◆ **Written exercise**:
Check each line of the listing for the word "USARCENT" and give only the number of lines that have it.

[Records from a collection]
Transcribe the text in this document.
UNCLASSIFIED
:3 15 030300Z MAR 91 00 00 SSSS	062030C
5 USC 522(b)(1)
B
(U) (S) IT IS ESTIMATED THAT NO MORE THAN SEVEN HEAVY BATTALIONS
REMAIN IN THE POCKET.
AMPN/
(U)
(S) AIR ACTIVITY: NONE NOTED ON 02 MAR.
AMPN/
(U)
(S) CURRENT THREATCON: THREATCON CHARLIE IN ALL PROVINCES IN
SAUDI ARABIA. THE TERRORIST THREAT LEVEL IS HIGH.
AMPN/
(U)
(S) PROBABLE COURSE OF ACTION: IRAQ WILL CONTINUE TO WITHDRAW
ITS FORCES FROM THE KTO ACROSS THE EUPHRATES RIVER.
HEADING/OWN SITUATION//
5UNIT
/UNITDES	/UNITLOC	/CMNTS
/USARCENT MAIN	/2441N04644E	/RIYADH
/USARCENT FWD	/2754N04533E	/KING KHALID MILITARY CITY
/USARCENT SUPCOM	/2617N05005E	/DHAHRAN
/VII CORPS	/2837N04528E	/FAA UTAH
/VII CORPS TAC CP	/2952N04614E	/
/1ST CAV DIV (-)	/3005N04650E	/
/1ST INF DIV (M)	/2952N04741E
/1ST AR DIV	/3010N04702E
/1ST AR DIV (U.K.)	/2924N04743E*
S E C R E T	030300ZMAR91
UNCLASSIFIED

◆ **Written reply**:
3